# START OF Records for the task

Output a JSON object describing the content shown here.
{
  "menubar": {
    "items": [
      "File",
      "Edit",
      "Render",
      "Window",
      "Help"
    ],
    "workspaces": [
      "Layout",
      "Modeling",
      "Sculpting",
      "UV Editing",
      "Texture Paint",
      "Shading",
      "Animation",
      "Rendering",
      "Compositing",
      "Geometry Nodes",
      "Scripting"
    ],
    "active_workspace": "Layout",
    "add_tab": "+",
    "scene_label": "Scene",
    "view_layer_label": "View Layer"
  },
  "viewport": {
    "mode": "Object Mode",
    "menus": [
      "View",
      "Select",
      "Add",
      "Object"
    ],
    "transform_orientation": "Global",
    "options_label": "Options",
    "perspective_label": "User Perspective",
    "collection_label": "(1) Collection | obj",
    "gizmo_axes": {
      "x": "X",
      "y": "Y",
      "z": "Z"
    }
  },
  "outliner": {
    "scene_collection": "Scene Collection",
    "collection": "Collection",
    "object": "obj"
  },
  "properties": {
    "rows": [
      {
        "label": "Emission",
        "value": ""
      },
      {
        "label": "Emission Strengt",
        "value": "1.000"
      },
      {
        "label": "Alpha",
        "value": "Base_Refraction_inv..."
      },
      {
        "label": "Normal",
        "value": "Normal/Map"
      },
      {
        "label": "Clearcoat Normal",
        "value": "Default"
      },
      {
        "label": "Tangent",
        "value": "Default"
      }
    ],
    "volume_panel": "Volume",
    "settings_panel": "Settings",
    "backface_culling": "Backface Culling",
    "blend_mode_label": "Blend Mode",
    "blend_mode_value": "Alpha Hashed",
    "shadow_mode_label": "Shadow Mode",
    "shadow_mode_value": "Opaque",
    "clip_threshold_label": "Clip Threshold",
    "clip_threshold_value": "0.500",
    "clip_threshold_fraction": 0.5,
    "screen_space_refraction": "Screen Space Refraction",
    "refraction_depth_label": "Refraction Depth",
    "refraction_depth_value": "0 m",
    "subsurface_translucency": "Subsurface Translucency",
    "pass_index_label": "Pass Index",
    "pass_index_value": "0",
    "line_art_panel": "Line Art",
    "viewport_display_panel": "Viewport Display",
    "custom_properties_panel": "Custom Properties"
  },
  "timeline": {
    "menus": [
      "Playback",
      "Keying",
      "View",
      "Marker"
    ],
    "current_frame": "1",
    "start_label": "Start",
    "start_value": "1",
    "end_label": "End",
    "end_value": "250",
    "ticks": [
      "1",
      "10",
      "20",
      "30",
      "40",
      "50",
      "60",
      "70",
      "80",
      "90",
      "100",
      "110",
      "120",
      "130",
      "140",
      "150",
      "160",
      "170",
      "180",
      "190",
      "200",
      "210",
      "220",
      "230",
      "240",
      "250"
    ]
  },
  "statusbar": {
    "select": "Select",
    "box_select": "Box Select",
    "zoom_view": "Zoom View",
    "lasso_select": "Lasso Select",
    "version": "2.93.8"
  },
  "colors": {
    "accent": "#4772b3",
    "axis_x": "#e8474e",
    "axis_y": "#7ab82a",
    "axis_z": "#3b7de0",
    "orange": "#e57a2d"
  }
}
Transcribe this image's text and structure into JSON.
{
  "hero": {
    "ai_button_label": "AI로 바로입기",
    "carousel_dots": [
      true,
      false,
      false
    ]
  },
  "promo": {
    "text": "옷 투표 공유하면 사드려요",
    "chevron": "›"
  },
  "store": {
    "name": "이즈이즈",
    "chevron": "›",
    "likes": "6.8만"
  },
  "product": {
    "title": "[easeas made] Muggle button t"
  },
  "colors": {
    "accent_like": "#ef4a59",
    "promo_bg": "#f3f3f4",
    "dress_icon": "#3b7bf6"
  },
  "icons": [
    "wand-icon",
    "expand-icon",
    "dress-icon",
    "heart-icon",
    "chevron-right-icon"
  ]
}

# END OF Records for the task

# Task objective:
Write out all records exactly, keeping every detail.

# Written solution:
Output a JSON object describing the content shown here.
{
  "menubar": {
    "items": [
      "File",
      "Edit",
      "Render",
      "Window",
      "Help"
    ],
    "workspaces": [
      "Layout",
      "Modeling",
      "Sculpting",
      "UV Editing",
      "Texture Paint",
      "Shading",
      "Animation",
      "Rendering",
      "Compositing",
      "Geometry Nodes",
      "Scripting"
    ],
    "active_workspace": "Layout",
    "add_tab": "+",
    "scene_label": "Scene",
    "view_layer_label": "View Layer"
  },
  "viewport": {
    "mode": "Object Mode",
    "menus": [
      "View",
      "Select",
      "Add",
      "Object"
    ],
    "transform_orientation": "Global",
    "options_label": "Options",
    "perspective_label": "User Perspective",
    "collection_label": "(1) Collection | obj",
    "gizmo_axes": {
      "x": "X",
      "y": "Y",
      "z": "Z"
    }
  },
  "outliner": {
    "scene_collection": "Scene Collection",
    "collection": "Collection",
    "object": "obj"
  },
  "properties": {
    "rows": [
      {
        "label": "Emission",
        "value": ""
      },
      {
        "label": "Emission Strengt",
        "value": "1.000"
      },
      {
        "label": "Alpha",
        "value": "Base_Refraction_inv..."
      },
      {
        "label": "Normal",
        "value": "Normal/Map"
      },
      {
        "label": "Clearcoat Normal",
        "value": "Default"
      },
      {
        "label": "Tangent",
        "value": "Default"
      }
    ],
    "volume_panel": "Volume",
    "settings_panel": "Settings",
    "backface_culling": "Backface Culling",
    "blend_mode_label": "Blend Mode",
    "blend_mode_value": "Alpha Hashed",
    "shadow_mode_label": "Shadow Mode",
    "shadow_mode_value": "Opaque",
    "clip_threshold_label": "Clip Threshold",
    "clip_threshold_value": "0.500",
    "clip_threshold_fraction": 0.5,
    "screen_space_refraction": "Screen Space Refraction",
    "refraction_depth_label": "Refraction Depth",
    "refraction_depth_value": "0 m",
    "subsurface_translucency": "Subsurface Translucency",
    "pass_index_label": "Pass Index",
    "pass_index_value": "0",
    "line_art_panel": "Line Art",
    "viewport_display_panel": "Viewport Display",
    "custom_properties_panel": "Custom Properties"
  },
  "timeline": {
    "menus": [
      "Playback",
      "Keying",
      "View",
      "Marker"
    ],
    "current_frame": "1",
    "start_label": "Start",
    "start_value": "1",
    "end_label": "End",
    "end_value": "250",
    "ticks": [
      "1",
      "10",
      "20",
      "30",
      "40",
      "50",
      "60",
      "70",
      "80",
      "90",
      "100",
      "110",
      "120",
      "130",
      "140",
      "150",
      "160",
      "170",
      "180",
      "190",
      "200",
      "210",
      "220",
      "230",
      "240",
      "250"
    ]
  },
  "statusbar": {
    "select": "Select",
    "box_select": "Box Select",
    "zoom_view": "Zoom View",
    "lasso_select": "Lasso Select",
    "version": "2.93.8"
  },
  "colors": {
    "accent": "#4772b3",
    "axis_x": "#e8474e",
    "axis_y": "#7ab82a",
    "axis_z": "#3b7de0",
    "orange": "#e57a2d"
  }
}
Transcribe this image's text and structure into JSON.
{
  "hero": {
    "ai_button_label": "AI로 바로입기",
    "carousel_dots": [
      true,
      false,
      false
    ]
  },
  "promo": {
    "text": "옷 투표 공유하면 사드려요",
    "chevron": "›"
  },
  "store": {
    "name": "이즈이즈",
    "chevron": "›",
    "likes": "6.8만"
  },
  "product": {
    "title": "[easeas made] Muggle button t"
  },
  "colors": {
    "accent_like": "#ef4a59",
    "promo_bg": "#f3f3f4",
    "dress_icon": "#3b7bf6"
  },
  "icons": [
    "wand-icon",
    "expand-icon",
    "dress-icon",
    "heart-icon",
    "chevron-right-icon"
  ]
}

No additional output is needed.